— BEGIN Stored data —
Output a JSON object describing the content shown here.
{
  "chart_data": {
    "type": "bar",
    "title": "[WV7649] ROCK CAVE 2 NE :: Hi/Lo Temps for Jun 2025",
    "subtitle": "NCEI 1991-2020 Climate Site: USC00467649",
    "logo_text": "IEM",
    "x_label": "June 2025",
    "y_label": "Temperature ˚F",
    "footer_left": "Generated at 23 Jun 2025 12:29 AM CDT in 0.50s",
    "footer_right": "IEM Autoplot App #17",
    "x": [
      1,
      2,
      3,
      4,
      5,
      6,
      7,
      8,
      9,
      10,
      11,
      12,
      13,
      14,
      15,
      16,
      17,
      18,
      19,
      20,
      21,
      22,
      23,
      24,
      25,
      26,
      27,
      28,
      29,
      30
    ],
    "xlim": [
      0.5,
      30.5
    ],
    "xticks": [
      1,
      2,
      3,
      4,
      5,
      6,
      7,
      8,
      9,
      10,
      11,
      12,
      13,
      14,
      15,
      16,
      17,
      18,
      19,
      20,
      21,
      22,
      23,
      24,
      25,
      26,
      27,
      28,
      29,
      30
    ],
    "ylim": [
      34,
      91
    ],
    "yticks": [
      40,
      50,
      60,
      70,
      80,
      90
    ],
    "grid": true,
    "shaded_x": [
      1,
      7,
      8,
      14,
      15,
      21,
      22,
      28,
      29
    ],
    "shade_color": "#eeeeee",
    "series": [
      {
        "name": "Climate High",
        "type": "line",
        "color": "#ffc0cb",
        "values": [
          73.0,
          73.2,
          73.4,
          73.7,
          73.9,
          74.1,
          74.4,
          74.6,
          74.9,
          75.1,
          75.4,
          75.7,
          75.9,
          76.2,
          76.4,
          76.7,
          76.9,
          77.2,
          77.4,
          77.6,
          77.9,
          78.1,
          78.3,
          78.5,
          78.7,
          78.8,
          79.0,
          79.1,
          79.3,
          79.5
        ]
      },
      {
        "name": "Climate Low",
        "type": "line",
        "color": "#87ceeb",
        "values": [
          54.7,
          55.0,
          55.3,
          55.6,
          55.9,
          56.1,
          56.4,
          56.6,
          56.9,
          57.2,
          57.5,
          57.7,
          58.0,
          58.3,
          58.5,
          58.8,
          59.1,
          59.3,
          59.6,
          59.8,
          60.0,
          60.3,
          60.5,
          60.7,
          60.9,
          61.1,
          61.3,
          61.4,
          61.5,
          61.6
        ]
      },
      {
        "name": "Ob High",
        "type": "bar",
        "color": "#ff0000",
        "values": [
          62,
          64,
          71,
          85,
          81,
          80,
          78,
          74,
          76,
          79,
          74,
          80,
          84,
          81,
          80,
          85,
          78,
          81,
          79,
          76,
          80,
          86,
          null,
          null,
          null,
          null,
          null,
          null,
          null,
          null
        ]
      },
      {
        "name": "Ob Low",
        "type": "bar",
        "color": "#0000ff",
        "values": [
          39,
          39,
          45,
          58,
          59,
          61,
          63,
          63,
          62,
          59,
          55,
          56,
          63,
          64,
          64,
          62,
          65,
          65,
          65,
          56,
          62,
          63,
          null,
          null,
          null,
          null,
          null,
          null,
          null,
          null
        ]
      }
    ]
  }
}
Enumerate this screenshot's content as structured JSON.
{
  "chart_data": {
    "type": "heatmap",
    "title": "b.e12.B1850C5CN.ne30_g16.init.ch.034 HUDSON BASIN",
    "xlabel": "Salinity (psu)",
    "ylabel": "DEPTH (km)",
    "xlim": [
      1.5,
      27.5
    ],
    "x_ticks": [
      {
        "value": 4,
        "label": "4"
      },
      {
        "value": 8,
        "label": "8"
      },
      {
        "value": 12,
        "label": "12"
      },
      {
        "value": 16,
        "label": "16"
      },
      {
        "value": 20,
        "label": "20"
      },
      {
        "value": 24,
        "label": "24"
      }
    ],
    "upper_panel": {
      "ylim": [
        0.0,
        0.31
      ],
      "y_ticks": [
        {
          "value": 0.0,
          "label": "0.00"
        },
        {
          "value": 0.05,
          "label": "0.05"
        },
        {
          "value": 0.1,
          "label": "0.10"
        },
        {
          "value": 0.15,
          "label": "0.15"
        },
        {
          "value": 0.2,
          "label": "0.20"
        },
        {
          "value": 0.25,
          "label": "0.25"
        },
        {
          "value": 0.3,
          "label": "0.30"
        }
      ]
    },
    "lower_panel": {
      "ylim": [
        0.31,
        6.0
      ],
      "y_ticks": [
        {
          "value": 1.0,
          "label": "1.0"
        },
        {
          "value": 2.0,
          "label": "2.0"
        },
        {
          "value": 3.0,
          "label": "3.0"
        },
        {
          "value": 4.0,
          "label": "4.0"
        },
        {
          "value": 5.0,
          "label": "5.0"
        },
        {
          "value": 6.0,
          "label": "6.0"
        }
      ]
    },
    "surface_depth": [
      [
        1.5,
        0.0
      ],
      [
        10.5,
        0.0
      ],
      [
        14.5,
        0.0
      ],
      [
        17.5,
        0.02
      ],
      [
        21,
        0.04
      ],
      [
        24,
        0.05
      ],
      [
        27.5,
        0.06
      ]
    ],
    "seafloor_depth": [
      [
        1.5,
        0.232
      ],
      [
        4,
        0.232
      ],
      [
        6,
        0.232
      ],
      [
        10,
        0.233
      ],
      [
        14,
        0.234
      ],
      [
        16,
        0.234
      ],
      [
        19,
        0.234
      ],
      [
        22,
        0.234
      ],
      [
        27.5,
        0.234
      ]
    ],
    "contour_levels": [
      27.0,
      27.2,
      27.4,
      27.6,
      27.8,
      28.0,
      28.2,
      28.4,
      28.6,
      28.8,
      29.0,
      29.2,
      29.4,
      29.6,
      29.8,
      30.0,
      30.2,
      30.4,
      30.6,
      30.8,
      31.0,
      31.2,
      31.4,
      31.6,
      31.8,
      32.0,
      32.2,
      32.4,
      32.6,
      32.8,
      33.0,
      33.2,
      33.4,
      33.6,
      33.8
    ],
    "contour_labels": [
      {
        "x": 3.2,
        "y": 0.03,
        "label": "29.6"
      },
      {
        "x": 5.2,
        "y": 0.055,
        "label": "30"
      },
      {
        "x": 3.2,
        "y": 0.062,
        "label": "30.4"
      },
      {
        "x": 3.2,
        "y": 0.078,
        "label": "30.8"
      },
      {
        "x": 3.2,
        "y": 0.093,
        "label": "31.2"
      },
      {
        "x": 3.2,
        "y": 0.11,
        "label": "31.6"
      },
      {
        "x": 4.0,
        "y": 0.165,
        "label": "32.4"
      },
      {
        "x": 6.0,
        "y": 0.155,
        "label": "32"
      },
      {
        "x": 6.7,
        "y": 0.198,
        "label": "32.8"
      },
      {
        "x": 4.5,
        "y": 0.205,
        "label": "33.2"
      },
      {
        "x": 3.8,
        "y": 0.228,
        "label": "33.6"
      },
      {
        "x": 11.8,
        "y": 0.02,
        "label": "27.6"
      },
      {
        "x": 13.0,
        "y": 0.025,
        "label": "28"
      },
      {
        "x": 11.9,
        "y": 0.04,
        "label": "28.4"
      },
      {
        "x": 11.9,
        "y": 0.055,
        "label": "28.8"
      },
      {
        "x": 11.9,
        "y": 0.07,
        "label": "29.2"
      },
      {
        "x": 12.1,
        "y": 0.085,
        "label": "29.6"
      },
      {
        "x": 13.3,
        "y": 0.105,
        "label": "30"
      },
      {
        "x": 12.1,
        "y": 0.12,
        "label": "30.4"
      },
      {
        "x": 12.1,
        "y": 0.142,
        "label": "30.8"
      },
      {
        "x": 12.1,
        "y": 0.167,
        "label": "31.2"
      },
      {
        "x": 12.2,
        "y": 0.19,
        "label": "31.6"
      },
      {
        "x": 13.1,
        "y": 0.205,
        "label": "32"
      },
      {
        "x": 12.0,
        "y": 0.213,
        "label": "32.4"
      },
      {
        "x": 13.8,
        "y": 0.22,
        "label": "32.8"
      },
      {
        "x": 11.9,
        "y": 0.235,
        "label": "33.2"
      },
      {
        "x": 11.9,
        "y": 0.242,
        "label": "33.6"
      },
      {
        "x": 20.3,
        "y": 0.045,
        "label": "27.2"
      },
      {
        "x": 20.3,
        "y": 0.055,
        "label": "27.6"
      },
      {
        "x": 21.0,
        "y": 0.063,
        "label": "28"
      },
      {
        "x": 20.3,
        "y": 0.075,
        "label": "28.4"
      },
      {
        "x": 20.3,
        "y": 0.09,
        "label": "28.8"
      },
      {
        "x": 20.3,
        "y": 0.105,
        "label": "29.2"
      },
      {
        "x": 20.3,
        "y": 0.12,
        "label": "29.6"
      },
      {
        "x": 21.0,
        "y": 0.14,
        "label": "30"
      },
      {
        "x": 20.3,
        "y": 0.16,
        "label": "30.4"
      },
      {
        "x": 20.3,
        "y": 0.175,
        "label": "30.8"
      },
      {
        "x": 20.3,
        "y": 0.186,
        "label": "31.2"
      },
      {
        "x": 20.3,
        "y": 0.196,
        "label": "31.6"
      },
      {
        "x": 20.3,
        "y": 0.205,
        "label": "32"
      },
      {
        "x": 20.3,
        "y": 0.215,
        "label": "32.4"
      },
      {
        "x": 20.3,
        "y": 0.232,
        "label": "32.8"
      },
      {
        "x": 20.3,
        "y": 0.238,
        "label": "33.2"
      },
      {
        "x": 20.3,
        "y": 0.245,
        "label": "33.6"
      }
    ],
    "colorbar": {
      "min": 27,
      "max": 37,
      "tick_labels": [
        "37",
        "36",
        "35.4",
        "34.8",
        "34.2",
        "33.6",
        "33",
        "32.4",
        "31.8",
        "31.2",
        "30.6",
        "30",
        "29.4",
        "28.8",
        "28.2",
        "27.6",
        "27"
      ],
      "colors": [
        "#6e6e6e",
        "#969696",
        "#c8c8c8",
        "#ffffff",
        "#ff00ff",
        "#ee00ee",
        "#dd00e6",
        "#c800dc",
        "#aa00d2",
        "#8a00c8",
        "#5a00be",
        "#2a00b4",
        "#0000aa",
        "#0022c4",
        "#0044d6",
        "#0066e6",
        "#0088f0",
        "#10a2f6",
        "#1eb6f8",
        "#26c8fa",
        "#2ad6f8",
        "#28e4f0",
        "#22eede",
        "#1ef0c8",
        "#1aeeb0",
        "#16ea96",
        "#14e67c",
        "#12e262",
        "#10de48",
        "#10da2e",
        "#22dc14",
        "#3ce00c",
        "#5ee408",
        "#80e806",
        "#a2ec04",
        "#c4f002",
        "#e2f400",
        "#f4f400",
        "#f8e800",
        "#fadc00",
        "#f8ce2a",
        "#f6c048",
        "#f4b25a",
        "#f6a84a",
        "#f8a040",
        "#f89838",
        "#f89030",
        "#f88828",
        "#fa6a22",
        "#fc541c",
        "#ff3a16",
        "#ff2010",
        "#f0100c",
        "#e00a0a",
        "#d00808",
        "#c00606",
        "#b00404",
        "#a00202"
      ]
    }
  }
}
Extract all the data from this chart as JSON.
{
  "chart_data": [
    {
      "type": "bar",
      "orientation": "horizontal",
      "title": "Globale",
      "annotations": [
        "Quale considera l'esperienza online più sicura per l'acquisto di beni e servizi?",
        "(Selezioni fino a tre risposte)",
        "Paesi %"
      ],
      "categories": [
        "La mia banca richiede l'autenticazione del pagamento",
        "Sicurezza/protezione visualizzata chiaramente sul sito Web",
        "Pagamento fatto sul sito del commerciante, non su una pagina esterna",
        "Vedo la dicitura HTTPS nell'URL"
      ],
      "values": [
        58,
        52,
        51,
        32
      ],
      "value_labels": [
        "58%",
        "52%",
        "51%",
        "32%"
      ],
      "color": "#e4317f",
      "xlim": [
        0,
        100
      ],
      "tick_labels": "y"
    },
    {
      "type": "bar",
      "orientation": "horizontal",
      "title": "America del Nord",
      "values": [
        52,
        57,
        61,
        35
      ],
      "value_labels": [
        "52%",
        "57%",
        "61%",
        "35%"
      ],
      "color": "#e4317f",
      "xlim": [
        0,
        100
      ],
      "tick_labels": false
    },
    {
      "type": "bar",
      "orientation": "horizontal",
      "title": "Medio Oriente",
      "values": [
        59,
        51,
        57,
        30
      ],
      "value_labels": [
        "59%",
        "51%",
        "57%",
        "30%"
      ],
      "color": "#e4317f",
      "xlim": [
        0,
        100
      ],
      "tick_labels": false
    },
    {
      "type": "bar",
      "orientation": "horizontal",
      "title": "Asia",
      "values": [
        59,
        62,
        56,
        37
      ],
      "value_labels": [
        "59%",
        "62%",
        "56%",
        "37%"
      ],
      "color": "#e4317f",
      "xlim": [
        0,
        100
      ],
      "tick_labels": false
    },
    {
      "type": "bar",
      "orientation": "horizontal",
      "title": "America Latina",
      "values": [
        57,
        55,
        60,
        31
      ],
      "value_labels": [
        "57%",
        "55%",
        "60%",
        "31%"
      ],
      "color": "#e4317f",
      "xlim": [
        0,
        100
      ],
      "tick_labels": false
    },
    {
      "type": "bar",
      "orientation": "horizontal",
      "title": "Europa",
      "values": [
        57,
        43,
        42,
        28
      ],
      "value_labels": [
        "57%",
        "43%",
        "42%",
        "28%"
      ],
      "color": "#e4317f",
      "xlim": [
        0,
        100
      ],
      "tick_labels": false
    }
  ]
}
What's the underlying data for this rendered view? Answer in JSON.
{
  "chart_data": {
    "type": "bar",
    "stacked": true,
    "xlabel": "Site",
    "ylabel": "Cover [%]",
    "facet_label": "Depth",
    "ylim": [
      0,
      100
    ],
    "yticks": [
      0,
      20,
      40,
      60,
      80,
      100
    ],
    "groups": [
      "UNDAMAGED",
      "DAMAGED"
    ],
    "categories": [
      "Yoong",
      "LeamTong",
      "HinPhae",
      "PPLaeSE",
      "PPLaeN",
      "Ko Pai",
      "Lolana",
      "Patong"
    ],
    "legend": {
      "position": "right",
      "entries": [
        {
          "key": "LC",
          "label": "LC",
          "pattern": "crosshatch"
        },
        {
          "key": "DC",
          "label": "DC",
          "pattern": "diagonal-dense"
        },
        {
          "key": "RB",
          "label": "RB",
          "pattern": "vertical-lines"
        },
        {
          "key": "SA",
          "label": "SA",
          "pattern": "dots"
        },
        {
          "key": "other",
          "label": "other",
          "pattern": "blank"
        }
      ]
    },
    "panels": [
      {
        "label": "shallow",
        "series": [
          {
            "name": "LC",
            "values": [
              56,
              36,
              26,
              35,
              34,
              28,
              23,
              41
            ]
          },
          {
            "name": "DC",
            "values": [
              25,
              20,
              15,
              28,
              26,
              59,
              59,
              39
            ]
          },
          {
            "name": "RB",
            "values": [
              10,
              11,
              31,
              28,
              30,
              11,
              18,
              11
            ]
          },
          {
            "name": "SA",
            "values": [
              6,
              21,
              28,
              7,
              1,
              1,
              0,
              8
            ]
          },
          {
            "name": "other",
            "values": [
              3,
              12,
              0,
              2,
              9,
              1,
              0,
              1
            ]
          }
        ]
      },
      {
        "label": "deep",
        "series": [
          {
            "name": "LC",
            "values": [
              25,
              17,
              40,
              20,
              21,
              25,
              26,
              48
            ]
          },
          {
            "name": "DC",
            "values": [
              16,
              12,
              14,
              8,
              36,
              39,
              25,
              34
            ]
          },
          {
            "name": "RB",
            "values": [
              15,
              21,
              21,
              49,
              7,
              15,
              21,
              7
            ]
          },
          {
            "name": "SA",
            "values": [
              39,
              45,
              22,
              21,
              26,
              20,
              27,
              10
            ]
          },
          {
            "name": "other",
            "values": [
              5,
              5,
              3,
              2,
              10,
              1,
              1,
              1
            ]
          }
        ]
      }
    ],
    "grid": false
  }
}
— END Stored data —
Goal: Which lines contain "this"? Copy each of them out.

Worked answer:
Enumerate this screenshot's content as structured JSON.
Extract all the data from this chart as JSON.
What's the underlying data for this rendered view? Answer in JSON.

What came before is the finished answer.